Provided records start

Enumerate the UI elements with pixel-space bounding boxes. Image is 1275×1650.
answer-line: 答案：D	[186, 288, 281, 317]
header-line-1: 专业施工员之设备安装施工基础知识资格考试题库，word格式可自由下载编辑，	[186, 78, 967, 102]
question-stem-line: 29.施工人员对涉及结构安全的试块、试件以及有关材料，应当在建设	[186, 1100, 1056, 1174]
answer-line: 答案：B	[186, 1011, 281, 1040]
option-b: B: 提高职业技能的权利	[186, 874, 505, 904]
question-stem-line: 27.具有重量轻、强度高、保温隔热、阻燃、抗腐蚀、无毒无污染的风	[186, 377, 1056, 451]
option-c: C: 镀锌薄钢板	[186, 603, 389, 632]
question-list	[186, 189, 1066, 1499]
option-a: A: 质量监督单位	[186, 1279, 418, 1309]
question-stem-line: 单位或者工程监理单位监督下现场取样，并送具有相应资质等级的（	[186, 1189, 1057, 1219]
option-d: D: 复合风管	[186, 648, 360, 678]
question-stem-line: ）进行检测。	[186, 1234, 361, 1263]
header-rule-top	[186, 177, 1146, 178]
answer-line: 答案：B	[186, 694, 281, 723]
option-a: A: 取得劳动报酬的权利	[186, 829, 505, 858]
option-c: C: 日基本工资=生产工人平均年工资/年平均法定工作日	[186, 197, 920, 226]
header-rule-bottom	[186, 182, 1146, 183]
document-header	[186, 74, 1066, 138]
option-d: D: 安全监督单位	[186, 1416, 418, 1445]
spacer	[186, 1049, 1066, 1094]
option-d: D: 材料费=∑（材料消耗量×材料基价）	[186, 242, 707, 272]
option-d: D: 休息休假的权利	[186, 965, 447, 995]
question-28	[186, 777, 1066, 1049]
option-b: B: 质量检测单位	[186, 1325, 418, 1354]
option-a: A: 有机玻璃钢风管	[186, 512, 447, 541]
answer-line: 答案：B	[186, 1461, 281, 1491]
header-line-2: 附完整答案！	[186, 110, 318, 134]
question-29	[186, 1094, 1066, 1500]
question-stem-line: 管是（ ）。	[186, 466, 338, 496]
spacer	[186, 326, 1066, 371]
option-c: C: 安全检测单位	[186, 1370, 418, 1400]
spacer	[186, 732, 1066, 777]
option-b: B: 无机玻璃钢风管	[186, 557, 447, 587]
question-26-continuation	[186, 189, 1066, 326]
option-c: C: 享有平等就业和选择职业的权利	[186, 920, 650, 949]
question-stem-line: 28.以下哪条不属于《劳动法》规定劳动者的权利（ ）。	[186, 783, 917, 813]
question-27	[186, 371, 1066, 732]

Provided records end

▶ _Aim of the task_
Can you pull every line out of the records above and reproduce each one verbatim, with nothing changed?

▶ _Problem solution_
Enumerate the UI elements with pixel-space bounding boxes. Image is 1275×1650.
answer-line: 答案：D	[186, 288, 281, 317]
header-line-1: 专业施工员之设备安装施工基础知识资格考试题库，word格式可自由下载编辑，	[186, 78, 967, 102]
question-stem-line: 29.施工人员对涉及结构安全的试块、试件以及有关材料，应当在建设	[186, 1100, 1056, 1174]
answer-line: 答案：B	[186, 1011, 281, 1040]
option-b: B: 提高职业技能的权利	[186, 874, 505, 904]
question-stem-line: 27.具有重量轻、强度高、保温隔热、阻燃、抗腐蚀、无毒无污染的风	[186, 377, 1056, 451]
option-c: C: 镀锌薄钢板	[186, 603, 389, 632]
question-list	[186, 189, 1066, 1499]
option-a: A: 质量监督单位	[186, 1279, 418, 1309]
question-stem-line: 单位或者工程监理单位监督下现场取样，并送具有相应资质等级的（	[186, 1189, 1057, 1219]
option-d: D: 复合风管	[186, 648, 360, 678]
question-stem-line: ）进行检测。	[186, 1234, 361, 1263]
header-rule-top	[186, 177, 1146, 178]
answer-line: 答案：B	[186, 694, 281, 723]
option-a: A: 取得劳动报酬的权利	[186, 829, 505, 858]
option-c: C: 日基本工资=生产工人平均年工资/年平均法定工作日	[186, 197, 920, 226]
header-rule-bottom	[186, 182, 1146, 183]
document-header	[186, 74, 1066, 138]
option-d: D: 安全监督单位	[186, 1416, 418, 1445]
spacer	[186, 1049, 1066, 1094]
option-d: D: 材料费=∑（材料消耗量×材料基价）	[186, 242, 707, 272]
option-d: D: 休息休假的权利	[186, 965, 447, 995]
question-28	[186, 777, 1066, 1049]
option-b: B: 质量检测单位	[186, 1325, 418, 1354]
option-a: A: 有机玻璃钢风管	[186, 512, 447, 541]
answer-line: 答案：B	[186, 1461, 281, 1491]
header-line-2: 附完整答案！	[186, 110, 318, 134]
question-29	[186, 1094, 1066, 1500]
question-stem-line: 管是（ ）。	[186, 466, 338, 496]
spacer	[186, 326, 1066, 371]
option-c: C: 安全检测单位	[186, 1370, 418, 1400]
spacer	[186, 732, 1066, 777]
option-b: B: 无机玻璃钢风管	[186, 557, 447, 587]
question-26-continuation	[186, 189, 1066, 326]
option-c: C: 享有平等就业和选择职业的权利	[186, 920, 650, 949]
question-stem-line: 28.以下哪条不属于《劳动法》规定劳动者的权利（ ）。	[186, 783, 917, 813]
question-27	[186, 371, 1066, 732]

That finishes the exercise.